Description of the task
All of the data should be output character for character, except the pictures.

Data entries:

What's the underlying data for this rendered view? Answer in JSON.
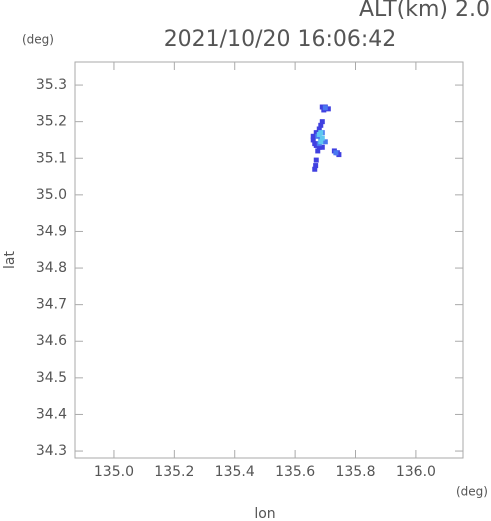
{
  "chart_data": {
    "type": "scatter",
    "title": "2021/10/20 16:06:42",
    "annotation": "ALT(km) 2.0",
    "y_unit": "(deg)",
    "x_unit": "(deg)",
    "xlabel": "lon",
    "ylabel": "lat",
    "xlim": [
      134.871,
      136.156
    ],
    "ylim": [
      34.281,
      35.363
    ],
    "xticks": [
      {
        "value": 135.0,
        "label": "135.0"
      },
      {
        "value": 135.2,
        "label": "135.2"
      },
      {
        "value": 135.4,
        "label": "135.4"
      },
      {
        "value": 135.6,
        "label": "135.6"
      },
      {
        "value": 135.8,
        "label": "135.8"
      },
      {
        "value": 136.0,
        "label": "136.0"
      }
    ],
    "yticks": [
      {
        "value": 34.3,
        "label": "34.3"
      },
      {
        "value": 34.4,
        "label": "34.4"
      },
      {
        "value": 34.5,
        "label": "34.5"
      },
      {
        "value": 34.6,
        "label": "34.6"
      },
      {
        "value": 34.7,
        "label": "34.7"
      },
      {
        "value": 34.8,
        "label": "34.8"
      },
      {
        "value": 34.9,
        "label": "34.9"
      },
      {
        "value": 35.0,
        "label": "35.0"
      },
      {
        "value": 35.1,
        "label": "35.1"
      },
      {
        "value": 35.2,
        "label": "35.2"
      },
      {
        "value": 35.3,
        "label": "35.3"
      }
    ],
    "series": [
      {
        "color": "#4040e0",
        "x": [
          135.69,
          135.7,
          135.71,
          135.695,
          135.66,
          135.665,
          135.67,
          135.68,
          135.69,
          135.66,
          135.67,
          135.68,
          135.685,
          135.69,
          135.73,
          135.74,
          135.745,
          135.67,
          135.668,
          135.665,
          135.675
        ],
        "y": [
          35.24,
          35.24,
          35.235,
          35.232,
          35.15,
          35.14,
          35.135,
          35.13,
          35.13,
          35.16,
          35.17,
          35.18,
          35.19,
          35.2,
          35.12,
          35.115,
          35.11,
          35.095,
          35.08,
          35.07,
          35.12
        ]
      },
      {
        "color": "#4a78f0",
        "x": [
          135.675,
          135.685,
          135.68,
          135.69,
          135.7,
          135.735,
          135.7
        ],
        "y": [
          35.16,
          35.15,
          35.14,
          35.17,
          35.145,
          35.115,
          35.238
        ]
      },
      {
        "color": "#60c8f0",
        "x": [
          135.68,
          135.685,
          135.69,
          135.685
        ],
        "y": [
          35.165,
          35.17,
          35.155,
          35.145
        ]
      }
    ]
  }
}
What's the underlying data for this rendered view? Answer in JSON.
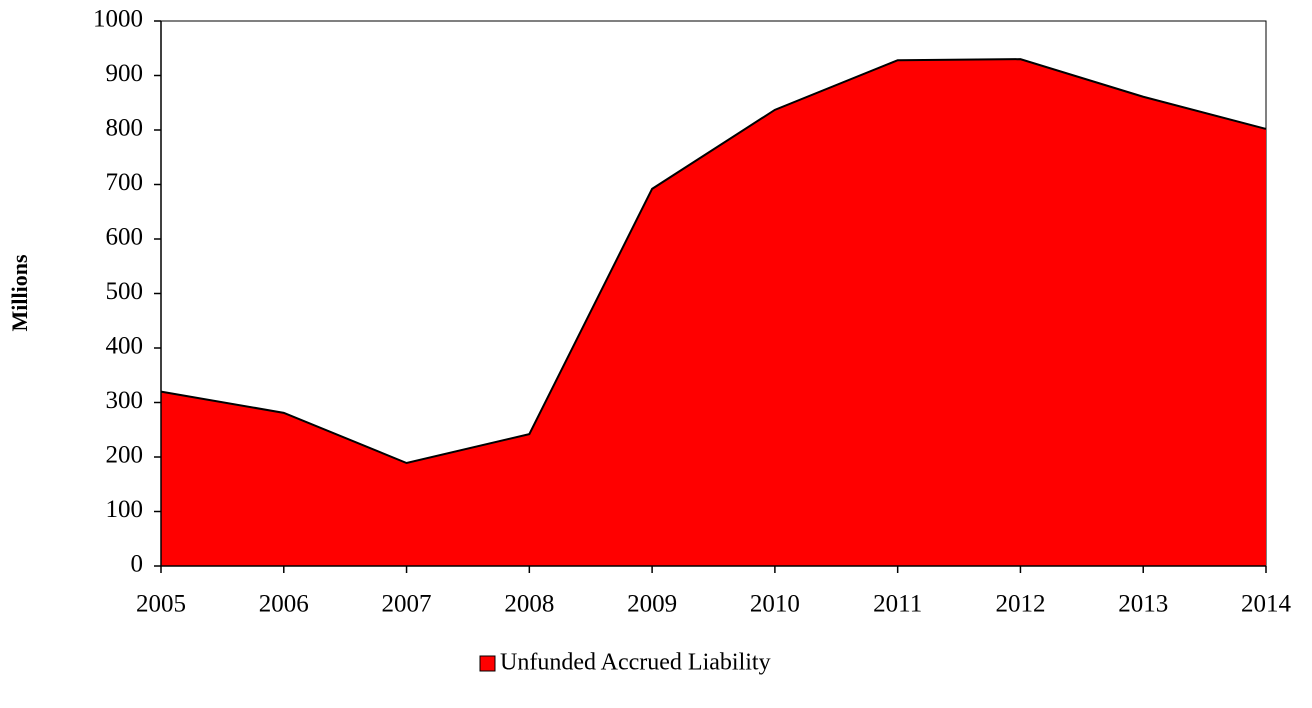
{
  "chart_data": {
    "type": "area",
    "y_label": "Millions",
    "x": [
      2005,
      2006,
      2007,
      2008,
      2009,
      2010,
      2011,
      2012,
      2013,
      2014
    ],
    "xlim": [
      2005,
      2014
    ],
    "xticks": [
      2005,
      2006,
      2007,
      2008,
      2009,
      2010,
      2011,
      2012,
      2013,
      2014
    ],
    "ylim": [
      0,
      1000
    ],
    "yticks": [
      0,
      100,
      200,
      300,
      400,
      500,
      600,
      700,
      800,
      900,
      1000
    ],
    "series": [
      {
        "name": "Unfunded Accrued Liability",
        "color": "#ff0000",
        "values": [
          320,
          281,
          189,
          242,
          692,
          837,
          928,
          930,
          861,
          802
        ]
      }
    ],
    "legend": "bottom"
  }
}
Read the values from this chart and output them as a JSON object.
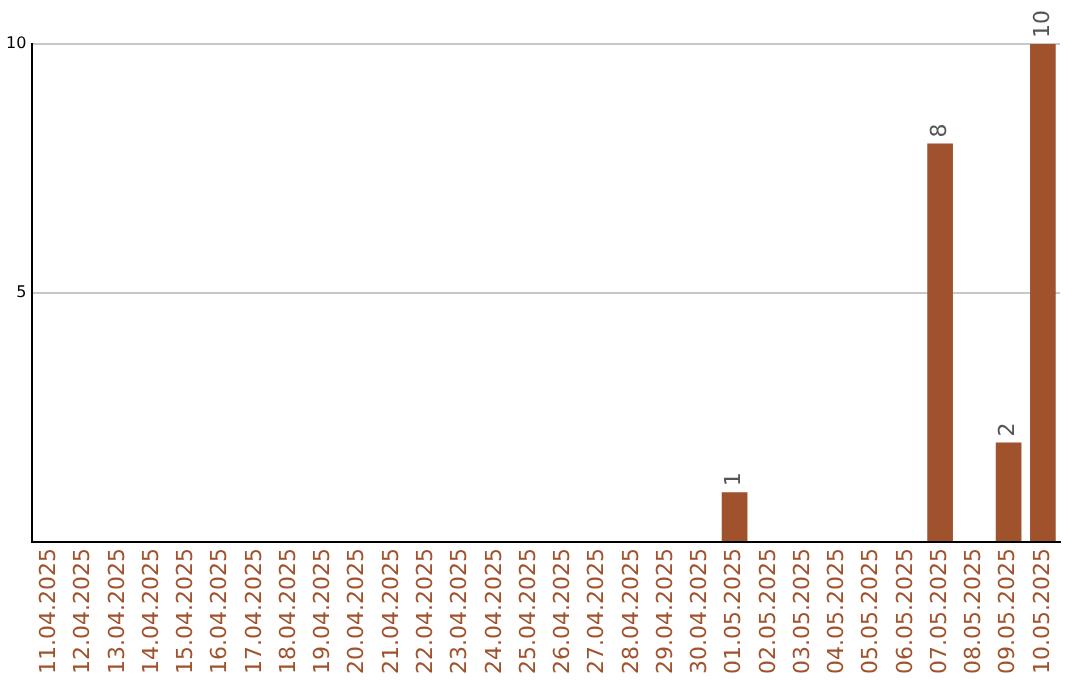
{
  "chart_data": {
    "type": "bar",
    "categories": [
      "11.04.2025",
      "12.04.2025",
      "13.04.2025",
      "14.04.2025",
      "15.04.2025",
      "16.04.2025",
      "17.04.2025",
      "18.04.2025",
      "19.04.2025",
      "20.04.2025",
      "21.04.2025",
      "22.04.2025",
      "23.04.2025",
      "24.04.2025",
      "25.04.2025",
      "26.04.2025",
      "27.04.2025",
      "28.04.2025",
      "29.04.2025",
      "30.04.2025",
      "01.05.2025",
      "02.05.2025",
      "03.05.2025",
      "04.05.2025",
      "05.05.2025",
      "06.05.2025",
      "07.05.2025",
      "08.05.2025",
      "09.05.2025",
      "10.05.2025"
    ],
    "values": [
      0,
      0,
      0,
      0,
      0,
      0,
      0,
      0,
      0,
      0,
      0,
      0,
      0,
      0,
      0,
      0,
      0,
      0,
      0,
      0,
      1,
      0,
      0,
      0,
      0,
      0,
      8,
      0,
      2,
      10
    ],
    "value_labels": [
      null,
      null,
      null,
      null,
      null,
      null,
      null,
      null,
      null,
      null,
      null,
      null,
      null,
      null,
      null,
      null,
      null,
      null,
      null,
      null,
      "1",
      null,
      null,
      null,
      null,
      null,
      "8",
      null,
      "2",
      "10"
    ],
    "color": "#a0522d",
    "ylim": [
      0,
      10
    ],
    "yticks": [
      {
        "value": 0,
        "label": null
      },
      5,
      10
    ],
    "grid": "y",
    "legend": false
  }
}
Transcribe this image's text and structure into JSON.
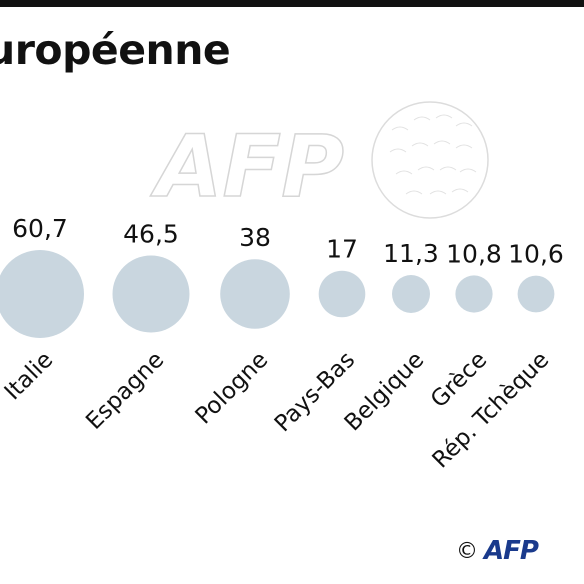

Right answer
What's the underlying data for this rendered view? Answer in JSON.
{
  "chart_data": {
    "type": "scatter",
    "title": "2021/10/20 16:06:42",
    "annotation": "ALT(km) 2.0",
    "y_unit": "(deg)",
    "x_unit": "(deg)",
    "xlabel": "lon",
    "ylabel": "lat",
    "xlim": [
      134.871,
      136.156
    ],
    "ylim": [
      34.281,
      35.363
    ],
    "xticks": [
      {
        "value": 135.0,
        "label": "135.0"
      },
      {
        "value": 135.2,
        "label": "135.2"
      },
      {
        "value": 135.4,
        "label": "135.4"
      },
      {
        "value": 135.6,
        "label": "135.6"
      },
      {
        "value": 135.8,
        "label": "135.8"
      },
      {
        "value": 136.0,
        "label": "136.0"
      }
    ],
    "yticks": [
      {
        "value": 34.3,
        "label": "34.3"
      },
      {
        "value": 34.4,
        "label": "34.4"
      },
      {
        "value": 34.5,
        "label": "34.5"
      },
      {
        "value": 34.6,
        "label": "34.6"
      },
      {
        "value": 34.7,
        "label": "34.7"
      },
      {
        "value": 34.8,
        "label": "34.8"
      },
      {
        "value": 34.9,
        "label": "34.9"
      },
      {
        "value": 35.0,
        "label": "35.0"
      },
      {
        "value": 35.1,
        "label": "35.1"
      },
      {
        "value": 35.2,
        "label": "35.2"
      },
      {
        "value": 35.3,
        "label": "35.3"
      }
    ],
    "series": [
      {
        "color": "#4040e0",
        "x": [
          135.69,
          135.7,
          135.71,
          135.695,
          135.66,
          135.665,
          135.67,
          135.68,
          135.69,
          135.66,
          135.67,
          135.68,
          135.685,
          135.69,
          135.73,
          135.74,
          135.745,
          135.67,
          135.668,
          135.665,
          135.675
        ],
        "y": [
          35.24,
          35.24,
          35.235,
          35.232,
          35.15,
          35.14,
          35.135,
          35.13,
          35.13,
          35.16,
          35.17,
          35.18,
          35.19,
          35.2,
          35.12,
          35.115,
          35.11,
          35.095,
          35.08,
          35.07,
          35.12
        ]
      },
      {
        "color": "#4a78f0",
        "x": [
          135.675,
          135.685,
          135.68,
          135.69,
          135.7,
          135.735,
          135.7
        ],
        "y": [
          35.16,
          35.15,
          35.14,
          35.17,
          35.145,
          35.115,
          35.238
        ]
      },
      {
        "color": "#60c8f0",
        "x": [
          135.68,
          135.685,
          135.69,
          135.685
        ],
        "y": [
          35.165,
          35.17,
          35.155,
          35.145
        ]
      }
    ]
  }
}
What's the underlying data for this rendered view? Answer in JSON.
{
  "chart_data": {
    "type": "area",
    "y_label": "Millions",
    "x": [
      2005,
      2006,
      2007,
      2008,
      2009,
      2010,
      2011,
      2012,
      2013,
      2014
    ],
    "xlim": [
      2005,
      2014
    ],
    "xticks": [
      2005,
      2006,
      2007,
      2008,
      2009,
      2010,
      2011,
      2012,
      2013,
      2014
    ],
    "ylim": [
      0,
      1000
    ],
    "yticks": [
      0,
      100,
      200,
      300,
      400,
      500,
      600,
      700,
      800,
      900,
      1000
    ],
    "series": [
      {
        "name": "Unfunded Accrued Liability",
        "color": "#ff0000",
        "values": [
          320,
          281,
          189,
          242,
          692,
          837,
          928,
          930,
          861,
          802
        ]
      }
    ],
    "legend": "bottom"
  }
}
Read the values from this chart and output them as a JSON object.
{
  "chart_data": {
    "type": "bar",
    "categories": [
      "11.04.2025",
      "12.04.2025",
      "13.04.2025",
      "14.04.2025",
      "15.04.2025",
      "16.04.2025",
      "17.04.2025",
      "18.04.2025",
      "19.04.2025",
      "20.04.2025",
      "21.04.2025",
      "22.04.2025",
      "23.04.2025",
      "24.04.2025",
      "25.04.2025",
      "26.04.2025",
      "27.04.2025",
      "28.04.2025",
      "29.04.2025",
      "30.04.2025",
      "01.05.2025",
      "02.05.2025",
      "03.05.2025",
      "04.05.2025",
      "05.05.2025",
      "06.05.2025",
      "07.05.2025",
      "08.05.2025",
      "09.05.2025",
      "10.05.2025"
    ],
    "values": [
      0,
      0,
      0,
      0,
      0,
      0,
      0,
      0,
      0,
      0,
      0,
      0,
      0,
      0,
      0,
      0,
      0,
      0,
      0,
      0,
      1,
      0,
      0,
      0,
      0,
      0,
      8,
      0,
      2,
      10
    ],
    "value_labels": [
      null,
      null,
      null,
      null,
      null,
      null,
      null,
      null,
      null,
      null,
      null,
      null,
      null,
      null,
      null,
      null,
      null,
      null,
      null,
      null,
      "1",
      null,
      null,
      null,
      null,
      null,
      "8",
      null,
      "2",
      "10"
    ],
    "color": "#a0522d",
    "ylim": [
      0,
      10
    ],
    "yticks": [
      {
        "value": 0,
        "label": null
      },
      5,
      10
    ],
    "grid": "y",
    "legend": false
  }
}
Transcribe this image's text and structure into JSON.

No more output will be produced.